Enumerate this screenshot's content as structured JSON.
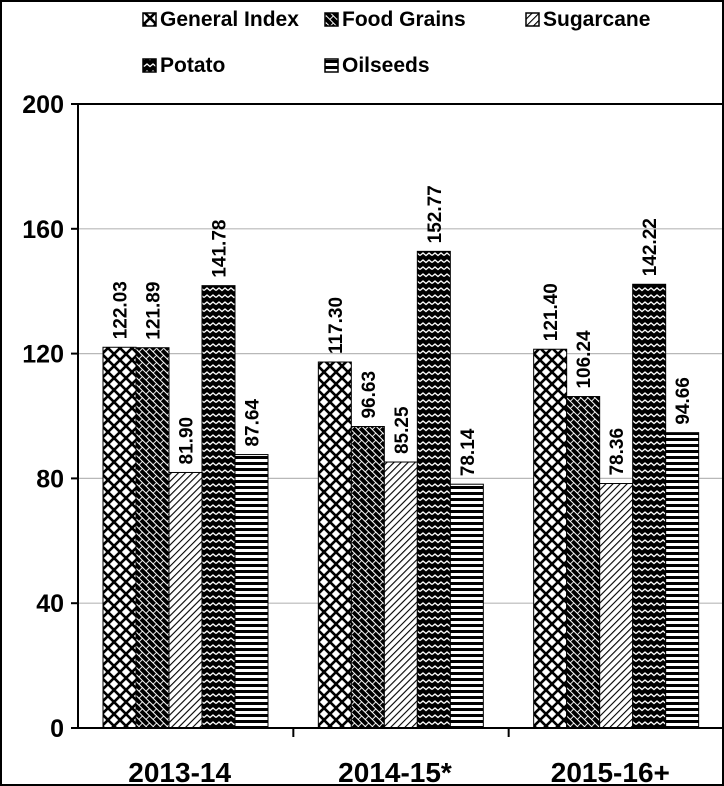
{
  "chart_data": {
    "type": "bar",
    "title": "",
    "xlabel": "",
    "ylabel": "",
    "ylim": [
      0,
      200
    ],
    "yticks": [
      0,
      40,
      80,
      120,
      160,
      200
    ],
    "grid": true,
    "legend_position": "top",
    "categories": [
      "2013-14",
      "2014-15*",
      "2015-16+"
    ],
    "series": [
      {
        "name": "General Index",
        "values": [
          122.03,
          117.3,
          121.4
        ],
        "labels": [
          "122.03",
          "117.30",
          "121.40"
        ],
        "pattern": "crosshatch"
      },
      {
        "name": "Food Grains",
        "values": [
          121.89,
          96.63,
          106.24
        ],
        "labels": [
          "121.89",
          "96.63",
          "106.24"
        ],
        "pattern": "brick"
      },
      {
        "name": "Sugarcane",
        "values": [
          81.9,
          85.25,
          78.36
        ],
        "labels": [
          "81.90",
          "85.25",
          "78.36"
        ],
        "pattern": "diagonal"
      },
      {
        "name": "Potato",
        "values": [
          141.78,
          152.77,
          142.22
        ],
        "labels": [
          "141.78",
          "152.77",
          "142.22"
        ],
        "pattern": "zigzag"
      },
      {
        "name": "Oilseeds",
        "values": [
          87.64,
          78.14,
          94.66
        ],
        "labels": [
          "87.64",
          "78.14",
          "94.66"
        ],
        "pattern": "horizontal"
      }
    ]
  }
}
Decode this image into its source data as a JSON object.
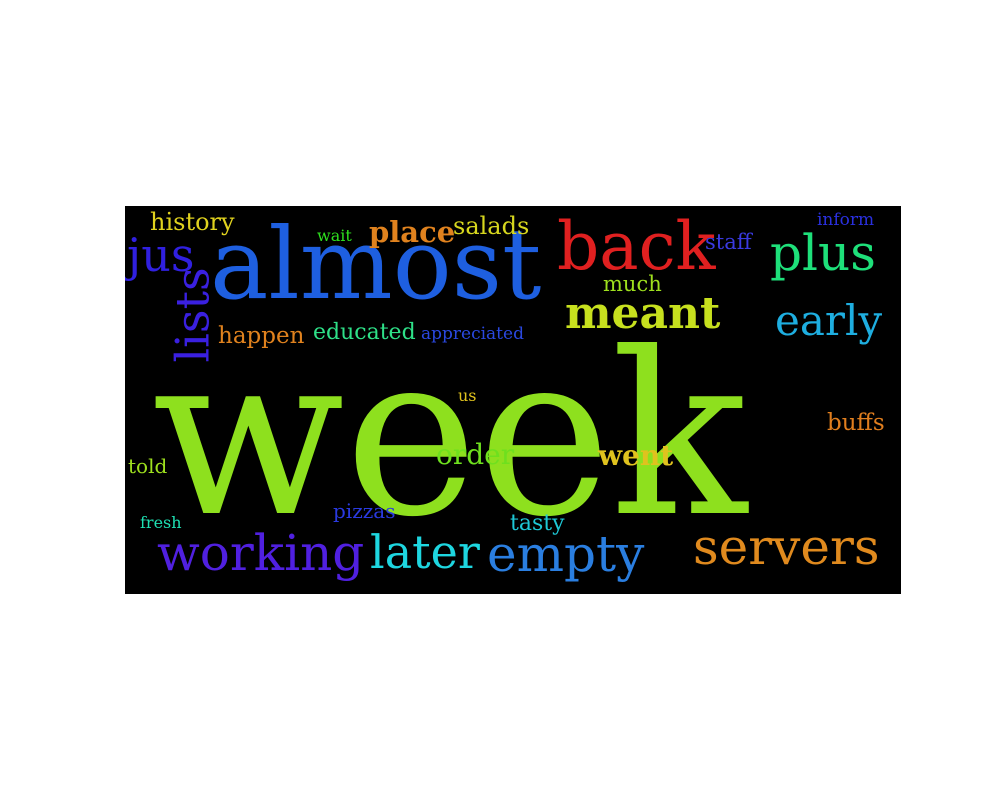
{
  "background": "#000000",
  "words": [
    {
      "id": "week",
      "text": "week",
      "color": "#8ee01e"
    },
    {
      "id": "almost",
      "text": "almost",
      "color": "#1e5fe0"
    },
    {
      "id": "back",
      "text": "back",
      "color": "#e02020"
    },
    {
      "id": "servers",
      "text": "servers",
      "color": "#e08a1e"
    },
    {
      "id": "working",
      "text": "working",
      "color": "#5020e0"
    },
    {
      "id": "empty",
      "text": "empty",
      "color": "#2a7ee0"
    },
    {
      "id": "later",
      "text": "later",
      "color": "#1ed6e0"
    },
    {
      "id": "meant",
      "text": "meant",
      "color": "#c7e01e"
    },
    {
      "id": "plus",
      "text": "plus",
      "color": "#1ee07a"
    },
    {
      "id": "early",
      "text": "early",
      "color": "#1eaee0"
    },
    {
      "id": "jus",
      "text": "jus",
      "color": "#3020e0"
    },
    {
      "id": "lists",
      "text": "lists",
      "color": "#3a20e0"
    },
    {
      "id": "place",
      "text": "place",
      "color": "#e0821e"
    },
    {
      "id": "salads",
      "text": "salads",
      "color": "#d6d61e"
    },
    {
      "id": "history",
      "text": "history",
      "color": "#e0d21e"
    },
    {
      "id": "wait",
      "text": "wait",
      "color": "#2ee01e"
    },
    {
      "id": "happen",
      "text": "happen",
      "color": "#e0821e"
    },
    {
      "id": "educated",
      "text": "educated",
      "color": "#2ee088"
    },
    {
      "id": "appreciated",
      "text": "appreciated",
      "color": "#2a48e0"
    },
    {
      "id": "staff",
      "text": "staff",
      "color": "#3a3ae0"
    },
    {
      "id": "inform",
      "text": "inform",
      "color": "#2a30e0"
    },
    {
      "id": "much",
      "text": "much",
      "color": "#9ee01e"
    },
    {
      "id": "us",
      "text": "us",
      "color": "#e0c21e"
    },
    {
      "id": "order",
      "text": "order",
      "color": "#6ee01e"
    },
    {
      "id": "went",
      "text": "went",
      "color": "#e0c21e"
    },
    {
      "id": "buffs",
      "text": "buffs",
      "color": "#e07e1e"
    },
    {
      "id": "told",
      "text": "told",
      "color": "#9ee01e"
    },
    {
      "id": "fresh",
      "text": "fresh",
      "color": "#1ee0b2"
    },
    {
      "id": "pizzas",
      "text": "pizzas",
      "color": "#2a3ae0"
    },
    {
      "id": "tasty",
      "text": "tasty",
      "color": "#1ec8d6"
    }
  ]
}
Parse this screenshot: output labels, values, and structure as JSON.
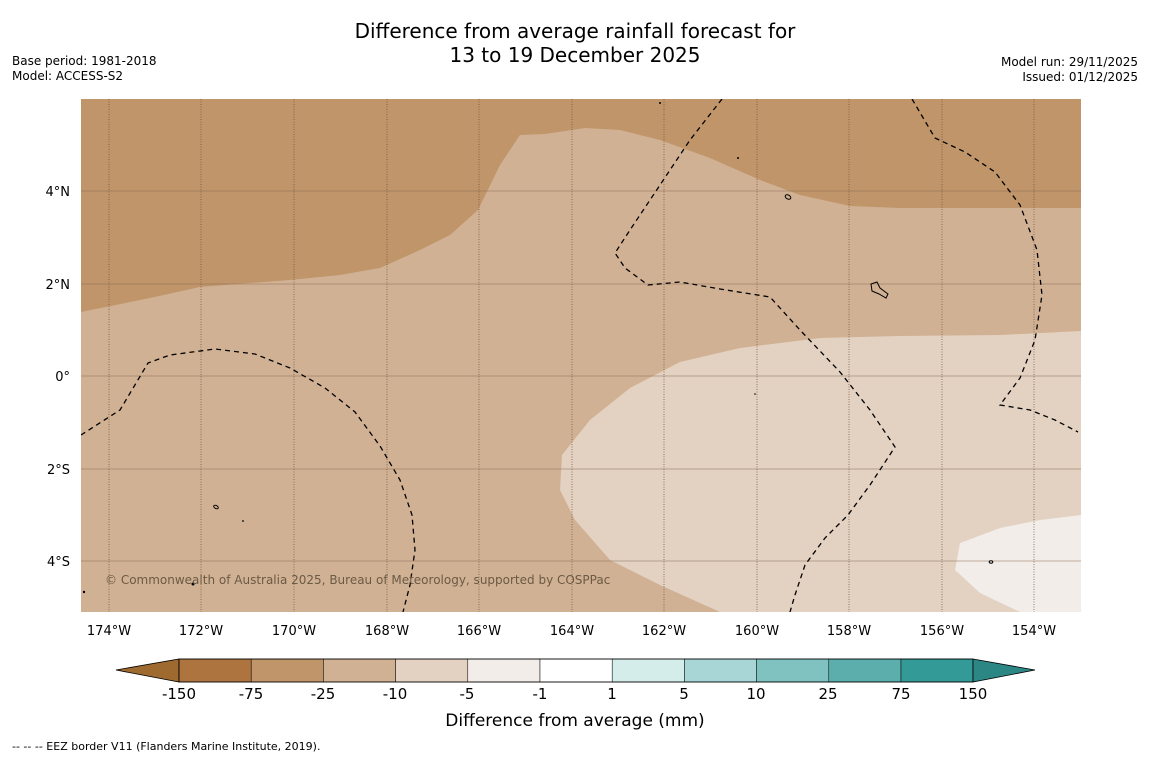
{
  "title_line1": "Difference from average rainfall forecast for",
  "title_line2": "13 to 19 December 2025",
  "base_period": "Base period: 1981-2018",
  "model": "Model: ACCESS-S2",
  "model_run": "Model run: 29/11/2025",
  "issued": "Issued: 01/12/2025",
  "copyright": "© Commonwealth of Australia 2025, Bureau of Meteorology, supported by COSPPac",
  "footnote": "--  --  -- EEZ border V11 (Flanders Marine Institute, 2019).",
  "map": {
    "lat_labels": [
      "4°N",
      "2°N",
      "0°",
      "2°S",
      "4°S"
    ],
    "lon_labels": [
      "174°W",
      "172°W",
      "170°W",
      "168°W",
      "166°W",
      "164°W",
      "162°W",
      "160°W",
      "158°W",
      "156°W",
      "154°W"
    ]
  },
  "colorbar": {
    "title": "Difference from average (mm)",
    "ticks": [
      "-150",
      "-75",
      "-25",
      "-10",
      "-5",
      "-1",
      "1",
      "5",
      "10",
      "25",
      "75",
      "150"
    ],
    "colors": {
      "under": "#9e6a2f",
      "c1": "#ad7440",
      "c2": "#c0956a",
      "c3": "#d1b194",
      "c4": "#e3d1c1",
      "c5": "#f2ede8",
      "c6": "#ffffff",
      "c7": "#d4ecea",
      "c8": "#a8d5d5",
      "c9": "#80c2c0",
      "c10": "#5caeac",
      "c11": "#349a98",
      "over": "#2b8684"
    }
  }
}
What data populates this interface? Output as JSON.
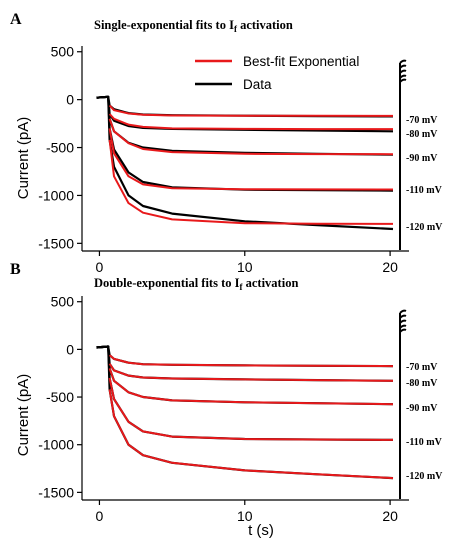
{
  "colors": {
    "fit": "#e8191b",
    "data": "#000000"
  },
  "x_label": "t (s)",
  "y_label": "Current (pA)",
  "x_ticks": [
    0,
    10,
    20
  ],
  "y_ticks": [
    500,
    0,
    -500,
    -1000,
    -1500
  ],
  "legend": {
    "fit": "Best-fit Exponential",
    "data": "Data"
  },
  "panels": [
    {
      "letter": "A",
      "title_main": "Single-exponential fits to I",
      "title_sub": "f",
      "title_end": " activation"
    },
    {
      "letter": "B",
      "title_main": "Double-exponential fits to I",
      "title_sub": "f",
      "title_end": " activation"
    }
  ],
  "chart_data": [
    {
      "type": "line",
      "title": "Single-exponential fits to If activation",
      "xlabel": "",
      "ylabel": "Current (pA)",
      "xlim": [
        -1.2,
        21.3
      ],
      "ylim": [
        -1580,
        560
      ],
      "x_ticks": [
        0,
        10,
        20
      ],
      "y_ticks": [
        500,
        0,
        -500,
        -1000,
        -1500
      ],
      "legend_position": "top-right",
      "series": [
        {
          "name": "Data",
          "label": "-70 mV",
          "x": [
            -0.2,
            0.6,
            0.7,
            1,
            2,
            3,
            5,
            10,
            15,
            20.2
          ],
          "y": [
            20,
            30,
            -60,
            -100,
            -140,
            -155,
            -162,
            -168,
            -172,
            -175
          ]
        },
        {
          "name": "Data",
          "label": "-80 mV",
          "x": [
            -0.2,
            0.6,
            0.7,
            1,
            2,
            3,
            5,
            10,
            15,
            20.2
          ],
          "y": [
            20,
            30,
            -150,
            -220,
            -275,
            -295,
            -305,
            -315,
            -322,
            -330
          ]
        },
        {
          "name": "Data",
          "label": "-90 mV",
          "x": [
            -0.2,
            0.6,
            0.7,
            1,
            2,
            3,
            5,
            10,
            15,
            20.2
          ],
          "y": [
            20,
            30,
            -200,
            -330,
            -450,
            -500,
            -535,
            -555,
            -565,
            -575
          ]
        },
        {
          "name": "Data",
          "label": "-110 mV",
          "x": [
            -0.2,
            0.6,
            0.7,
            1,
            2,
            3,
            5,
            10,
            15,
            20.2
          ],
          "y": [
            20,
            30,
            -300,
            -520,
            -760,
            -860,
            -915,
            -940,
            -945,
            -950
          ]
        },
        {
          "name": "Data",
          "label": "-120 mV",
          "x": [
            -0.2,
            0.6,
            0.7,
            1,
            2,
            3,
            5,
            10,
            15,
            20.2
          ],
          "y": [
            20,
            30,
            -420,
            -700,
            -1000,
            -1110,
            -1190,
            -1270,
            -1310,
            -1350
          ]
        },
        {
          "name": "Best-fit Exponential",
          "x": [
            0.7,
            1,
            2,
            3,
            5,
            10,
            15,
            20.2
          ],
          "y": [
            -60,
            -110,
            -145,
            -158,
            -165,
            -168,
            -169,
            -170
          ]
        },
        {
          "name": "Best-fit Exponential",
          "x": [
            0.7,
            1,
            2,
            3,
            5,
            10,
            15,
            20.2
          ],
          "y": [
            -150,
            -200,
            -260,
            -285,
            -300,
            -305,
            -307,
            -308
          ]
        },
        {
          "name": "Best-fit Exponential",
          "x": [
            0.7,
            1,
            2,
            3,
            5,
            10,
            15,
            20.2
          ],
          "y": [
            -200,
            -330,
            -455,
            -515,
            -548,
            -565,
            -568,
            -570
          ]
        },
        {
          "name": "Best-fit Exponential",
          "x": [
            0.7,
            1,
            2,
            3,
            5,
            10,
            15,
            20.2
          ],
          "y": [
            -300,
            -560,
            -800,
            -885,
            -925,
            -935,
            -937,
            -938
          ]
        },
        {
          "name": "Best-fit Exponential",
          "x": [
            0.7,
            1,
            2,
            3,
            5,
            10,
            15,
            20.2
          ],
          "y": [
            -420,
            -800,
            -1080,
            -1180,
            -1250,
            -1290,
            -1295,
            -1297
          ]
        }
      ]
    },
    {
      "type": "line",
      "title": "Double-exponential fits to If activation",
      "xlabel": "t (s)",
      "ylabel": "Current (pA)",
      "xlim": [
        -1.2,
        21.3
      ],
      "ylim": [
        -1580,
        560
      ],
      "x_ticks": [
        0,
        10,
        20
      ],
      "y_ticks": [
        500,
        0,
        -500,
        -1000,
        -1500
      ],
      "series": [
        {
          "name": "Data",
          "label": "-70 mV",
          "x": [
            -0.2,
            0.6,
            0.7,
            1,
            2,
            3,
            5,
            10,
            15,
            20.2
          ],
          "y": [
            20,
            30,
            -60,
            -100,
            -140,
            -155,
            -162,
            -168,
            -172,
            -175
          ]
        },
        {
          "name": "Data",
          "label": "-80 mV",
          "x": [
            -0.2,
            0.6,
            0.7,
            1,
            2,
            3,
            5,
            10,
            15,
            20.2
          ],
          "y": [
            20,
            30,
            -150,
            -220,
            -275,
            -295,
            -305,
            -315,
            -322,
            -330
          ]
        },
        {
          "name": "Data",
          "label": "-90 mV",
          "x": [
            -0.2,
            0.6,
            0.7,
            1,
            2,
            3,
            5,
            10,
            15,
            20.2
          ],
          "y": [
            20,
            30,
            -200,
            -330,
            -450,
            -500,
            -535,
            -555,
            -565,
            -575
          ]
        },
        {
          "name": "Data",
          "label": "-110 mV",
          "x": [
            -0.2,
            0.6,
            0.7,
            1,
            2,
            3,
            5,
            10,
            15,
            20.2
          ],
          "y": [
            20,
            30,
            -300,
            -520,
            -760,
            -860,
            -915,
            -940,
            -945,
            -950
          ]
        },
        {
          "name": "Data",
          "label": "-120 mV",
          "x": [
            -0.2,
            0.6,
            0.7,
            1,
            2,
            3,
            5,
            10,
            15,
            20.2
          ],
          "y": [
            20,
            30,
            -420,
            -700,
            -1000,
            -1110,
            -1190,
            -1270,
            -1310,
            -1350
          ]
        },
        {
          "name": "Best-fit Exponential",
          "x": [
            0.7,
            1,
            2,
            3,
            5,
            10,
            15,
            20.2
          ],
          "y": [
            -60,
            -100,
            -140,
            -155,
            -162,
            -168,
            -172,
            -175
          ]
        },
        {
          "name": "Best-fit Exponential",
          "x": [
            0.7,
            1,
            2,
            3,
            5,
            10,
            15,
            20.2
          ],
          "y": [
            -150,
            -220,
            -275,
            -295,
            -305,
            -315,
            -322,
            -330
          ]
        },
        {
          "name": "Best-fit Exponential",
          "x": [
            0.7,
            1,
            2,
            3,
            5,
            10,
            15,
            20.2
          ],
          "y": [
            -200,
            -330,
            -450,
            -500,
            -535,
            -555,
            -565,
            -575
          ]
        },
        {
          "name": "Best-fit Exponential",
          "x": [
            0.7,
            1,
            2,
            3,
            5,
            10,
            15,
            20.2
          ],
          "y": [
            -300,
            -520,
            -760,
            -860,
            -915,
            -940,
            -945,
            -950
          ]
        },
        {
          "name": "Best-fit Exponential",
          "x": [
            0.7,
            1,
            2,
            3,
            5,
            10,
            15,
            20.2
          ],
          "y": [
            -420,
            -700,
            -1000,
            -1110,
            -1190,
            -1270,
            -1310,
            -1350
          ]
        }
      ]
    }
  ]
}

• WHAT IS REQUIRED
Copy each line of the data that contains the word "activation".

• PROBLEM SOLUTION
      "title_end": " activation"
      "title_end": " activation"
      "title": "Single-exponential fits to If activation",
      "title": "Double-exponential fits to If activation",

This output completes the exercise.